### YOUR GOAL
Filter the records for lines holding the string "will".

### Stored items
--------------------------------------------------

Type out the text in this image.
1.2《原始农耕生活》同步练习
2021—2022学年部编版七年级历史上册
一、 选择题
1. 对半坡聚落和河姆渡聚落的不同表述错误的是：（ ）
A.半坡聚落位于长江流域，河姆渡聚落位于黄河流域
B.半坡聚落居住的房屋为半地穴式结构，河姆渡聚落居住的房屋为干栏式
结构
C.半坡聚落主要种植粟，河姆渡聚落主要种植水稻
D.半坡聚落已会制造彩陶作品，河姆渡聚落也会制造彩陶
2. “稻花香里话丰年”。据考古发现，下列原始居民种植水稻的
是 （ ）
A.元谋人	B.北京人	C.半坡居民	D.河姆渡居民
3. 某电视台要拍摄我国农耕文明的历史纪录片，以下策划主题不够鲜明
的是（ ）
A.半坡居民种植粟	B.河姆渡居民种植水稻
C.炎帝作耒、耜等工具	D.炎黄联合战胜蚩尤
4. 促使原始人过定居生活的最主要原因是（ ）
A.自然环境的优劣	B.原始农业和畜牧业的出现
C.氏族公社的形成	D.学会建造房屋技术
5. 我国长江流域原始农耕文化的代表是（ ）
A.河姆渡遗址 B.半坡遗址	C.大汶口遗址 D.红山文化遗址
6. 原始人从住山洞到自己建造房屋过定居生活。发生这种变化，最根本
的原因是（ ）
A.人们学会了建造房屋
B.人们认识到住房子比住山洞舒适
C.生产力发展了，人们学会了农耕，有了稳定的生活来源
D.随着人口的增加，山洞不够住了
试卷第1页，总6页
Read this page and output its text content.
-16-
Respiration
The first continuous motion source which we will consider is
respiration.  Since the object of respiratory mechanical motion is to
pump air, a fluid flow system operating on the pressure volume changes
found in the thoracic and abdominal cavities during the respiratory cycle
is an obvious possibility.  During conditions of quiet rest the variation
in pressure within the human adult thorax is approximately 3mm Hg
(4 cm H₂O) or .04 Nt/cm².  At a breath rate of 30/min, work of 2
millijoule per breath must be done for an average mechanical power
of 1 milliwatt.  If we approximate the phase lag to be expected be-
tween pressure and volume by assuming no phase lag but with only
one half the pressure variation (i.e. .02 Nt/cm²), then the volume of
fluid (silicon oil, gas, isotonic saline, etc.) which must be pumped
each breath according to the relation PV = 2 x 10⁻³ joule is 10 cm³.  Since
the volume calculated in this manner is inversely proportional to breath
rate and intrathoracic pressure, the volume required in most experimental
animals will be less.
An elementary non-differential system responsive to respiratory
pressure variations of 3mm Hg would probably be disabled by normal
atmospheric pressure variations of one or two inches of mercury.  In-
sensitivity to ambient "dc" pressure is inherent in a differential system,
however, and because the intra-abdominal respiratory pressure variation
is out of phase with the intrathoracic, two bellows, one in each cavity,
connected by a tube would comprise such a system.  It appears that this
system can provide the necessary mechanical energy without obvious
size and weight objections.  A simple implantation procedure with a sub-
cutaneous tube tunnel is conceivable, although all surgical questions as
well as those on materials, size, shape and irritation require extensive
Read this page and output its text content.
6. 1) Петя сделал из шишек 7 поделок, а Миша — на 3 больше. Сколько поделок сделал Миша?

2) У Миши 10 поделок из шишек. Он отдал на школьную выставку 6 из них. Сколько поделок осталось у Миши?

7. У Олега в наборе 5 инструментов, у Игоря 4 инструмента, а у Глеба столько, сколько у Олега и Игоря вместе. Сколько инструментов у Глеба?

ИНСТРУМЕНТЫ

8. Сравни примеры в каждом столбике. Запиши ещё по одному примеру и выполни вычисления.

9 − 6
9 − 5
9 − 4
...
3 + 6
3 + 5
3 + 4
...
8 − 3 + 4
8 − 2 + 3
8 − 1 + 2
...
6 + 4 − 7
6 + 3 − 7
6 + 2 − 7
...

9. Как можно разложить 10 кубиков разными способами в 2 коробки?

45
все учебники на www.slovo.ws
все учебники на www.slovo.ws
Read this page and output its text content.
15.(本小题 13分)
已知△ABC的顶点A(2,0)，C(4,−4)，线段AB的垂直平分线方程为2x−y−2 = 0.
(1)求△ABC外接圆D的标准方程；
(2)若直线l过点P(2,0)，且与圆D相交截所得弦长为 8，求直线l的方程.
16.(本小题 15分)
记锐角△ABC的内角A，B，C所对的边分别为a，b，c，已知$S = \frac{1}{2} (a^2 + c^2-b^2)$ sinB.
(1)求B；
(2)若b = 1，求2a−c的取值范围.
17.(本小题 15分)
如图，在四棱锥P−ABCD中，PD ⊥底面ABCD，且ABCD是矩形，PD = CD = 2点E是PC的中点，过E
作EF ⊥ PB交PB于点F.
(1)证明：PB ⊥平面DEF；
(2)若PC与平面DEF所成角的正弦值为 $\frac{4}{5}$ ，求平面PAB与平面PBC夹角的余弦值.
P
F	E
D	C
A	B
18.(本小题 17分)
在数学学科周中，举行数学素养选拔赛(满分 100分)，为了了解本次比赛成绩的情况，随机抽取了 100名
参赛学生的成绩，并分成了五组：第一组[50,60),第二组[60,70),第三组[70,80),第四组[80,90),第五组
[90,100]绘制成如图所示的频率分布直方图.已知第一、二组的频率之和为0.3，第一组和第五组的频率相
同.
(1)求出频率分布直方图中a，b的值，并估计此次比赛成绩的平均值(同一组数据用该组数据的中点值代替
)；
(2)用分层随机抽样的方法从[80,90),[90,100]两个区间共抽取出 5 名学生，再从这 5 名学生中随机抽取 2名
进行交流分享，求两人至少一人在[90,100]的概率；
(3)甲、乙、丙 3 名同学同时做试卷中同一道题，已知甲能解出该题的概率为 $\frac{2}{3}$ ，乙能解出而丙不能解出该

--------------------------------------------------

### FULL OUTPUT
The first continuous motion source which we will consider is
animals will be less.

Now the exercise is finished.